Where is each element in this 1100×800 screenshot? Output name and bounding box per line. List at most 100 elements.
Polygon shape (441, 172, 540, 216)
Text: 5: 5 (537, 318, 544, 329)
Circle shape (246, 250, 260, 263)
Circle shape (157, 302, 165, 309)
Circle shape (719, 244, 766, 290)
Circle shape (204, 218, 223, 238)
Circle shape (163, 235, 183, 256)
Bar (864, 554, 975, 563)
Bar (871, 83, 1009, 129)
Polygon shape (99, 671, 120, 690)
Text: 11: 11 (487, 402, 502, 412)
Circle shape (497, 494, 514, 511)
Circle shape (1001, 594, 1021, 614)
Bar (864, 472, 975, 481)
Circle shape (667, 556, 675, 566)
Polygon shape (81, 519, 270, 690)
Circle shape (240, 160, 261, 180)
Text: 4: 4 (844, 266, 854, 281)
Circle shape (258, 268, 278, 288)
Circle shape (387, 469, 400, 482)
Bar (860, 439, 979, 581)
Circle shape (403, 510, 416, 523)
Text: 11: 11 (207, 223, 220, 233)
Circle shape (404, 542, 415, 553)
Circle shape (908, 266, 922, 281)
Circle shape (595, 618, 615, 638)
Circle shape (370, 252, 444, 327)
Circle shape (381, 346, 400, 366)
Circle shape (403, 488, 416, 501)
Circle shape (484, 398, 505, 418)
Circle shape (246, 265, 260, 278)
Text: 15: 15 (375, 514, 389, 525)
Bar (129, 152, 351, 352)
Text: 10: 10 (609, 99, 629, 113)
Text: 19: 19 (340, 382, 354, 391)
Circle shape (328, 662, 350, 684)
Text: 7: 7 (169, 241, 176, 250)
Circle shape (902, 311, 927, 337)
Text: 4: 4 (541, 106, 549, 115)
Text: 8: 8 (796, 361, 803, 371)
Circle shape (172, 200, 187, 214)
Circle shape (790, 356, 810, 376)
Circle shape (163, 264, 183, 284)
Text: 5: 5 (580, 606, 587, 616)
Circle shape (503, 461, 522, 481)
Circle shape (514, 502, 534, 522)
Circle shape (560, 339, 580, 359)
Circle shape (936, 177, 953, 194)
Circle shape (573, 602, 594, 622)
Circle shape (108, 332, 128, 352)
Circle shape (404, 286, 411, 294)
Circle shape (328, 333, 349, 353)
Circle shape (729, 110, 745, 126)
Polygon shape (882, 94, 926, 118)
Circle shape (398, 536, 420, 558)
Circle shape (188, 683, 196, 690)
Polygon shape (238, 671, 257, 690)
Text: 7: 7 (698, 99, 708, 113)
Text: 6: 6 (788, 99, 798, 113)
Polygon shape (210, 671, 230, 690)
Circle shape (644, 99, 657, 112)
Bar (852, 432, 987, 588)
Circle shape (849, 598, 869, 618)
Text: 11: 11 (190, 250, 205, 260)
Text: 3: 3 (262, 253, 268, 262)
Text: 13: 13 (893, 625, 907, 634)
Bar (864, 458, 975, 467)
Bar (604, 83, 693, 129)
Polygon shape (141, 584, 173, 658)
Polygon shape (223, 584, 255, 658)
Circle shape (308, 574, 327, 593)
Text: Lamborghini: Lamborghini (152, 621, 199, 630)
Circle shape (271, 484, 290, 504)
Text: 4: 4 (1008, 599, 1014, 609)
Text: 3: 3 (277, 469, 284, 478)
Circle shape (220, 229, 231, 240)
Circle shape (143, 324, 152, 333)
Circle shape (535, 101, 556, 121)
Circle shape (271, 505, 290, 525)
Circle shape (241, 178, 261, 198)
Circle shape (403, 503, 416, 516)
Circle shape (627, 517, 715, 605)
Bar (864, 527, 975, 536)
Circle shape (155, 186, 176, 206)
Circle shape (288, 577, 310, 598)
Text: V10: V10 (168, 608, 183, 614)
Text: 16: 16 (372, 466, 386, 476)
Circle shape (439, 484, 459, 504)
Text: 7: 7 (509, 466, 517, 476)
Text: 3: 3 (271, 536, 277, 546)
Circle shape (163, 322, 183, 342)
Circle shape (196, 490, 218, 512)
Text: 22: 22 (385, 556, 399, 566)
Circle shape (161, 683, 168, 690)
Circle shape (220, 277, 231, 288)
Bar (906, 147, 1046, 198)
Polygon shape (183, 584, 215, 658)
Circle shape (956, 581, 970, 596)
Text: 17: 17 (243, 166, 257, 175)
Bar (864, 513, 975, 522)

──────────────────────────────

CHALLENGE » Rewrite the entries above with every "screenshot" changed to "image" and nothing else altered.

THE OUTPUT »
Where is each element in this 1100×800 image? Output name and bounding box per line. List at most 100 elements.
Polygon shape (441, 172, 540, 216)
Text: 5: 5 (537, 318, 544, 329)
Circle shape (246, 250, 260, 263)
Circle shape (157, 302, 165, 309)
Circle shape (719, 244, 766, 290)
Circle shape (204, 218, 223, 238)
Circle shape (163, 235, 183, 256)
Bar (864, 554, 975, 563)
Bar (871, 83, 1009, 129)
Polygon shape (99, 671, 120, 690)
Text: 11: 11 (487, 402, 502, 412)
Circle shape (497, 494, 514, 511)
Circle shape (1001, 594, 1021, 614)
Bar (864, 472, 975, 481)
Circle shape (667, 556, 675, 566)
Polygon shape (81, 519, 270, 690)
Circle shape (240, 160, 261, 180)
Text: 4: 4 (844, 266, 854, 281)
Circle shape (258, 268, 278, 288)
Circle shape (387, 469, 400, 482)
Bar (860, 439, 979, 581)
Circle shape (403, 510, 416, 523)
Text: 11: 11 (207, 223, 220, 233)
Circle shape (404, 542, 415, 553)
Circle shape (908, 266, 922, 281)
Circle shape (595, 618, 615, 638)
Circle shape (370, 252, 444, 327)
Circle shape (381, 346, 400, 366)
Circle shape (403, 488, 416, 501)
Circle shape (484, 398, 505, 418)
Circle shape (246, 265, 260, 278)
Text: 15: 15 (375, 514, 389, 525)
Bar (129, 152, 351, 352)
Text: 10: 10 (609, 99, 629, 113)
Text: 19: 19 (340, 382, 354, 391)
Circle shape (328, 662, 350, 684)
Text: 7: 7 (169, 241, 176, 250)
Circle shape (902, 311, 927, 337)
Text: 4: 4 (541, 106, 549, 115)
Text: 8: 8 (796, 361, 803, 371)
Circle shape (172, 200, 187, 214)
Circle shape (790, 356, 810, 376)
Circle shape (163, 264, 183, 284)
Text: 5: 5 (580, 606, 587, 616)
Circle shape (503, 461, 522, 481)
Circle shape (514, 502, 534, 522)
Circle shape (560, 339, 580, 359)
Circle shape (936, 177, 953, 194)
Circle shape (573, 602, 594, 622)
Circle shape (108, 332, 128, 352)
Circle shape (404, 286, 411, 294)
Circle shape (328, 333, 349, 353)
Circle shape (729, 110, 745, 126)
Polygon shape (882, 94, 926, 118)
Circle shape (398, 536, 420, 558)
Circle shape (188, 683, 196, 690)
Polygon shape (238, 671, 257, 690)
Text: 7: 7 (698, 99, 708, 113)
Text: 6: 6 (788, 99, 798, 113)
Polygon shape (210, 671, 230, 690)
Circle shape (644, 99, 657, 112)
Bar (852, 432, 987, 588)
Circle shape (849, 598, 869, 618)
Text: 11: 11 (190, 250, 205, 260)
Text: 3: 3 (262, 253, 268, 262)
Text: 13: 13 (893, 625, 907, 634)
Bar (864, 458, 975, 467)
Bar (604, 83, 693, 129)
Polygon shape (141, 584, 173, 658)
Polygon shape (223, 584, 255, 658)
Circle shape (308, 574, 327, 593)
Text: Lamborghini: Lamborghini (152, 621, 199, 630)
Circle shape (271, 484, 290, 504)
Text: 4: 4 (1008, 599, 1014, 609)
Text: 3: 3 (277, 469, 284, 478)
Circle shape (220, 229, 231, 240)
Circle shape (143, 324, 152, 333)
Circle shape (535, 101, 556, 121)
Circle shape (271, 505, 290, 525)
Circle shape (241, 178, 261, 198)
Circle shape (403, 503, 416, 516)
Circle shape (627, 517, 715, 605)
Bar (864, 527, 975, 536)
Circle shape (155, 186, 176, 206)
Circle shape (288, 577, 310, 598)
Text: V10: V10 (168, 608, 183, 614)
Text: 16: 16 (372, 466, 386, 476)
Circle shape (439, 484, 459, 504)
Text: 7: 7 (509, 466, 517, 476)
Text: 3: 3 (271, 536, 277, 546)
Circle shape (163, 322, 183, 342)
Circle shape (196, 490, 218, 512)
Text: 22: 22 (385, 556, 399, 566)
Circle shape (161, 683, 168, 690)
Circle shape (220, 277, 231, 288)
Bar (906, 147, 1046, 198)
Polygon shape (183, 584, 215, 658)
Circle shape (956, 581, 970, 596)
Text: 17: 17 (243, 166, 257, 175)
Bar (864, 513, 975, 522)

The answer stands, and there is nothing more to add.